Exercise prompt
Format the lines from the one containing "Itemize 32 of" through the one containing "363, 440, 378]" as a numbered list, omitting any blank lines. Leave the pictures out of the result.

═════ Material ═════

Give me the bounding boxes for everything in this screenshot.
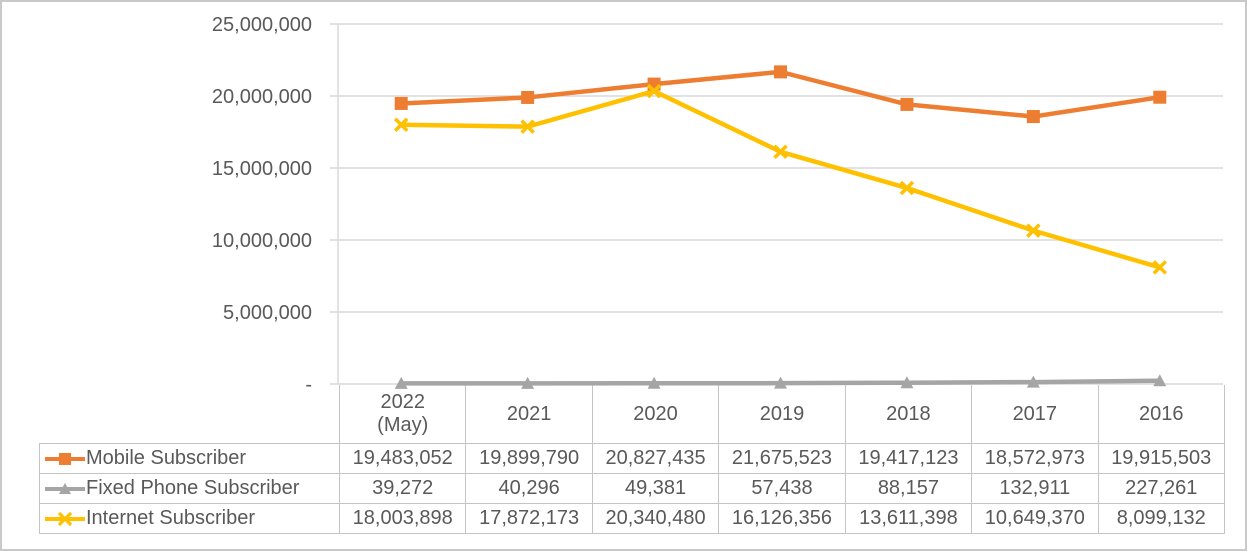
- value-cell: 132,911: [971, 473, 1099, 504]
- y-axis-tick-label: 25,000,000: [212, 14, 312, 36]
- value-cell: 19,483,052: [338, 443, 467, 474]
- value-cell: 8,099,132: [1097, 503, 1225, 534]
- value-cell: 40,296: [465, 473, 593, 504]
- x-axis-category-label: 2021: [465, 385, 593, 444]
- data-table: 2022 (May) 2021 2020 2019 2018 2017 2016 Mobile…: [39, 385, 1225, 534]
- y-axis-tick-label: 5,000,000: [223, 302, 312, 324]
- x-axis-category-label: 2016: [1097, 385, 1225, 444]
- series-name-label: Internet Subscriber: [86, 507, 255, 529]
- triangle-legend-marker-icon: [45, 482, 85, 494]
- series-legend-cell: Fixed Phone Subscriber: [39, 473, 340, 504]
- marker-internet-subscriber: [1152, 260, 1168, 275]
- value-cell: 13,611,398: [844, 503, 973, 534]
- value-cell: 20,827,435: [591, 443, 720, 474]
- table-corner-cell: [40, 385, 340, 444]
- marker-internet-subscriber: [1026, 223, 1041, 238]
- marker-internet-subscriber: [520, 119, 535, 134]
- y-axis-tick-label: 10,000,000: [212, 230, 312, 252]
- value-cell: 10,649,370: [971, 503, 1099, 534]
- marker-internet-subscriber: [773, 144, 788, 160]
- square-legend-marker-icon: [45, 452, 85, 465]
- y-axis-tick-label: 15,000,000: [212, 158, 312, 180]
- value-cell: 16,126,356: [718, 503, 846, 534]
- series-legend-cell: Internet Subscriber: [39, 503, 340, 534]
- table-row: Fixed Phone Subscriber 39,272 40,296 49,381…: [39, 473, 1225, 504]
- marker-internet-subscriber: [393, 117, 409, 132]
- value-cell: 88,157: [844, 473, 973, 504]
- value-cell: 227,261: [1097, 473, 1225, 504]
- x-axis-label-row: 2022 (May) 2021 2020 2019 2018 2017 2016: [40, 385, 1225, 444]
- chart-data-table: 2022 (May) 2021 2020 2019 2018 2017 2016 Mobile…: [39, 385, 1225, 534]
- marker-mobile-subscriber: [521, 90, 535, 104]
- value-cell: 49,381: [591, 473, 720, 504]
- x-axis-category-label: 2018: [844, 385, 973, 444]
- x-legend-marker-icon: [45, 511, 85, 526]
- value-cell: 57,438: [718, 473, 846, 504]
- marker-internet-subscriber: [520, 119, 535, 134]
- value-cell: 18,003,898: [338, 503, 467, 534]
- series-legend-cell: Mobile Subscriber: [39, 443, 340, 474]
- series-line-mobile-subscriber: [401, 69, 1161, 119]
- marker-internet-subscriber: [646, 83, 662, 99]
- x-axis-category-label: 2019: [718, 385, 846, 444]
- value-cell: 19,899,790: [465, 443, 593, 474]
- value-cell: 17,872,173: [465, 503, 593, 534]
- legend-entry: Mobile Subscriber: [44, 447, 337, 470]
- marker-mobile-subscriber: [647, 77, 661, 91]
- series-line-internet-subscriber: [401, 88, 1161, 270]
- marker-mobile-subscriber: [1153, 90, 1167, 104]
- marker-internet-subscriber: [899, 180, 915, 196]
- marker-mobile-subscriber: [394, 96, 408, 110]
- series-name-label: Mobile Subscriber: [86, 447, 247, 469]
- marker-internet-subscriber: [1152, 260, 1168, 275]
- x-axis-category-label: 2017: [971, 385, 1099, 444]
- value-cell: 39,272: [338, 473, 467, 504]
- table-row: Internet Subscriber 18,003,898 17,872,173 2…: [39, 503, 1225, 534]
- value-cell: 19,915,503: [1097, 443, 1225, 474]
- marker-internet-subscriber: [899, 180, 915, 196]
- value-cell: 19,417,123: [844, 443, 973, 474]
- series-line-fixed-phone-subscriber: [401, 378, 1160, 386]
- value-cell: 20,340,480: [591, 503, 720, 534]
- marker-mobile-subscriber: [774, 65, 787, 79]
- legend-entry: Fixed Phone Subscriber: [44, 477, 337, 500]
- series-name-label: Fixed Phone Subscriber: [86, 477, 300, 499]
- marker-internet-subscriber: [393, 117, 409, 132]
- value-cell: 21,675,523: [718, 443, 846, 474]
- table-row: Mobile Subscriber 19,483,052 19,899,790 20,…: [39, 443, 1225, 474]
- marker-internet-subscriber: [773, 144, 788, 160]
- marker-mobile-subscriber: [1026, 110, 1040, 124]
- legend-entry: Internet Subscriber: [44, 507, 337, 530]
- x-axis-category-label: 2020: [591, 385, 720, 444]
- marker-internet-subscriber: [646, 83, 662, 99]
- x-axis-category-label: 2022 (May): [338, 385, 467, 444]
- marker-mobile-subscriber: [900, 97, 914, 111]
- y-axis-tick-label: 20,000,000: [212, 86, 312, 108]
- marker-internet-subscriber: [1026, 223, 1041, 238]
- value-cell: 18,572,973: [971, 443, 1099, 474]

═════
═════ Material ═════

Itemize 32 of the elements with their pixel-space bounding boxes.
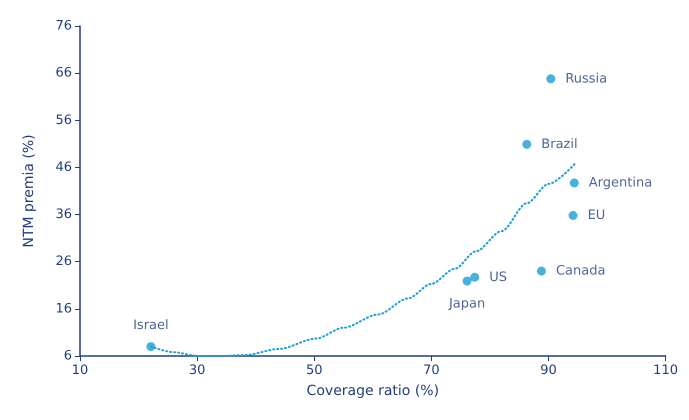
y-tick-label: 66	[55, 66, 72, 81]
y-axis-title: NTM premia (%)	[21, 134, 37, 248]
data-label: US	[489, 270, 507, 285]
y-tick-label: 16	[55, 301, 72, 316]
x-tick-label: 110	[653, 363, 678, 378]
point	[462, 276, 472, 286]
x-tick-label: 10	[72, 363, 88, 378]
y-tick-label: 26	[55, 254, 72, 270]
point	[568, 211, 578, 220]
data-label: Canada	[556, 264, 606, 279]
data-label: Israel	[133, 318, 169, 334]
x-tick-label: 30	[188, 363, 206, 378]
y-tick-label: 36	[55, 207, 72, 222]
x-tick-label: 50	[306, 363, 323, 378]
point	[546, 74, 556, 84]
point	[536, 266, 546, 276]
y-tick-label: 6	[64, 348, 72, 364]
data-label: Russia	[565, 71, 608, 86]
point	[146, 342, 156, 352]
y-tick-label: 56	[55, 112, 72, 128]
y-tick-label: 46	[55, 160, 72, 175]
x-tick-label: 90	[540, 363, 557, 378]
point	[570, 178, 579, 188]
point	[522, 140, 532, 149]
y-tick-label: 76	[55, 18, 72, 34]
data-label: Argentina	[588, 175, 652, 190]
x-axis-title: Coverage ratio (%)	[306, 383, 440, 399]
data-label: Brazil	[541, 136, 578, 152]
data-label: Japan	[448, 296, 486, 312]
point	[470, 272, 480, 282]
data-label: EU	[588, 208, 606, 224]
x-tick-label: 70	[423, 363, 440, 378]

═════

Output
1. Itemize 32 of the elements with their pixel-space bounding boxes.
2. y-tick-label: 66	[55, 66, 72, 81]
3. y-axis-title: NTM premia (%)	[21, 134, 37, 248]
4. data-label: US	[489, 270, 507, 285]
5. y-tick-label: 16	[55, 301, 72, 316]
6. x-tick-label: 110	[653, 363, 678, 378]
7. point	[462, 276, 472, 286]
8. x-tick-label: 10	[72, 363, 88, 378]
9. y-tick-label: 26	[55, 254, 72, 270]
10. point	[568, 211, 578, 220]
11. data-label: Canada	[556, 264, 606, 279]
12. data-label: Israel	[133, 318, 169, 334]
13. x-tick-label: 30	[188, 363, 206, 378]
14. y-tick-label: 36	[55, 207, 72, 222]
15. x-tick-label: 50	[306, 363, 323, 378]
16. point	[546, 74, 556, 84]
17. point	[536, 266, 546, 276]
18. y-tick-label: 6	[64, 348, 72, 364]
19. data-label: Russia	[565, 71, 608, 86]
20. point	[146, 342, 156, 352]
21. y-tick-label: 56	[55, 112, 72, 128]
22. y-tick-label: 46	[55, 160, 72, 175]
23. x-tick-label: 90	[540, 363, 557, 378]
24. point	[570, 178, 579, 188]
25. point	[522, 140, 532, 149]
26. y-tick-label: 76	[55, 18, 72, 34]
27. data-label: Argentina	[588, 175, 652, 190]
28. x-axis-title: Coverage ratio (%)	[306, 383, 440, 399]
29. data-label: Brazil	[541, 136, 578, 152]
30. data-label: Japan	[448, 296, 486, 312]
31. point	[470, 272, 480, 282]
32. data-label: EU	[588, 208, 606, 224]
33. x-tick-label: 70	[423, 363, 440, 378]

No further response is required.